(Dataset items)
-- Begin --
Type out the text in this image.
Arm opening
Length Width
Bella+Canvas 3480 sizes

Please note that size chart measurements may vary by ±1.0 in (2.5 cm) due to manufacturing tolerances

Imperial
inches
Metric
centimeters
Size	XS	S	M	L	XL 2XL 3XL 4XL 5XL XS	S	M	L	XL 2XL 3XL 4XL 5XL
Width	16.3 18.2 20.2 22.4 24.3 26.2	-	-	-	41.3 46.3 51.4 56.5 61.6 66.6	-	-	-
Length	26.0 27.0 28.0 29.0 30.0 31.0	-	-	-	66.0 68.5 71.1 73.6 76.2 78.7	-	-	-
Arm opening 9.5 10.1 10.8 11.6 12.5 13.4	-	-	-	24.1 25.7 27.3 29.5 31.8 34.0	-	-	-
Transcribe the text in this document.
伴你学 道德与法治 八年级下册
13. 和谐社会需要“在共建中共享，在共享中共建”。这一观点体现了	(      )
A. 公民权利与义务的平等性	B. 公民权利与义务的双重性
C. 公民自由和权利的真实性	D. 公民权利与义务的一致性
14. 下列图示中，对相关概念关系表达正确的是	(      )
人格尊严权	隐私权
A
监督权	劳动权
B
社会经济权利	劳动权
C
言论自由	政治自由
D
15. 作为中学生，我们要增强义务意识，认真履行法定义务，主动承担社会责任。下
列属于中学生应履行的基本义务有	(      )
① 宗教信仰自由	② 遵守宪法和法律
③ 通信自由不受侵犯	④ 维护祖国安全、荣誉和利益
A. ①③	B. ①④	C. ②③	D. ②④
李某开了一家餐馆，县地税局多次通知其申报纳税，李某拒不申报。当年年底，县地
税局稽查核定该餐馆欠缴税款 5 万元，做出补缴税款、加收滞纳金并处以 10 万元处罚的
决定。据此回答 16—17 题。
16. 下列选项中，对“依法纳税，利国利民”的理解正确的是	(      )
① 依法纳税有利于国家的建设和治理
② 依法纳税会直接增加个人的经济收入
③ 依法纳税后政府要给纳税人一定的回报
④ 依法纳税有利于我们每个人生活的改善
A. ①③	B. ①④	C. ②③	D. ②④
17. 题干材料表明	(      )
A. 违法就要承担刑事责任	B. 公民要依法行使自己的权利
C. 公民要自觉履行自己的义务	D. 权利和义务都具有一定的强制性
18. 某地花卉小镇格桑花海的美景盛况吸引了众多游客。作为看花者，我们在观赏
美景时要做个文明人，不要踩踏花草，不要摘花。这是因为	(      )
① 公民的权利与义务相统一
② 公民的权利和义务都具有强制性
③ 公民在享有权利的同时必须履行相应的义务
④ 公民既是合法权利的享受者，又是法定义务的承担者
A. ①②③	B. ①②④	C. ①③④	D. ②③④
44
-- End --
*WHAT YOU HAVE TO DO*. Go through the records above and retype each one exactly.

*WORKED ANSWER*.
Type out the text in this image.
Arm opening
Length Width
Bella+Canvas 3480 sizes

Please note that size chart measurements may vary by ±1.0 in (2.5 cm) due to manufacturing tolerances

Imperial
inches
Metric
centimeters
Size	XS	S	M	L	XL 2XL 3XL 4XL 5XL XS	S	M	L	XL 2XL 3XL 4XL 5XL
Width	16.3 18.2 20.2 22.4 24.3 26.2	-	-	-	41.3 46.3 51.4 56.5 61.6 66.6	-	-	-
Length	26.0 27.0 28.0 29.0 30.0 31.0	-	-	-	66.0 68.5 71.1 73.6 76.2 78.7	-	-	-
Arm opening 9.5 10.1 10.8 11.6 12.5 13.4	-	-	-	24.1 25.7 27.3 29.5 31.8 34.0	-	-	-
Transcribe the text in this document.
伴你学 道德与法治 八年级下册
13. 和谐社会需要“在共建中共享，在共享中共建”。这一观点体现了	(      )
A. 公民权利与义务的平等性	B. 公民权利与义务的双重性
C. 公民自由和权利的真实性	D. 公民权利与义务的一致性
14. 下列图示中，对相关概念关系表达正确的是	(      )
人格尊严权	隐私权
A
监督权	劳动权
B
社会经济权利	劳动权
C
言论自由	政治自由
D
15. 作为中学生，我们要增强义务意识，认真履行法定义务，主动承担社会责任。下
列属于中学生应履行的基本义务有	(      )
① 宗教信仰自由	② 遵守宪法和法律
③ 通信自由不受侵犯	④ 维护祖国安全、荣誉和利益
A. ①③	B. ①④	C. ②③	D. ②④
李某开了一家餐馆，县地税局多次通知其申报纳税，李某拒不申报。当年年底，县地
税局稽查核定该餐馆欠缴税款 5 万元，做出补缴税款、加收滞纳金并处以 10 万元处罚的
决定。据此回答 16—17 题。
16. 下列选项中，对“依法纳税，利国利民”的理解正确的是	(      )
① 依法纳税有利于国家的建设和治理
② 依法纳税会直接增加个人的经济收入
③ 依法纳税后政府要给纳税人一定的回报
④ 依法纳税有利于我们每个人生活的改善
A. ①③	B. ①④	C. ②③	D. ②④
17. 题干材料表明	(      )
A. 违法就要承担刑事责任	B. 公民要依法行使自己的权利
C. 公民要自觉履行自己的义务	D. 权利和义务都具有一定的强制性
18. 某地花卉小镇格桑花海的美景盛况吸引了众多游客。作为看花者，我们在观赏
美景时要做个文明人，不要踩踏花草，不要摘花。这是因为	(      )
① 公民的权利与义务相统一
② 公民的权利和义务都具有强制性
③ 公民在享有权利的同时必须履行相应的义务
④ 公民既是合法权利的享受者，又是法定义务的承担者
A. ①②③	B. ①②④	C. ①③④	D. ②③④
44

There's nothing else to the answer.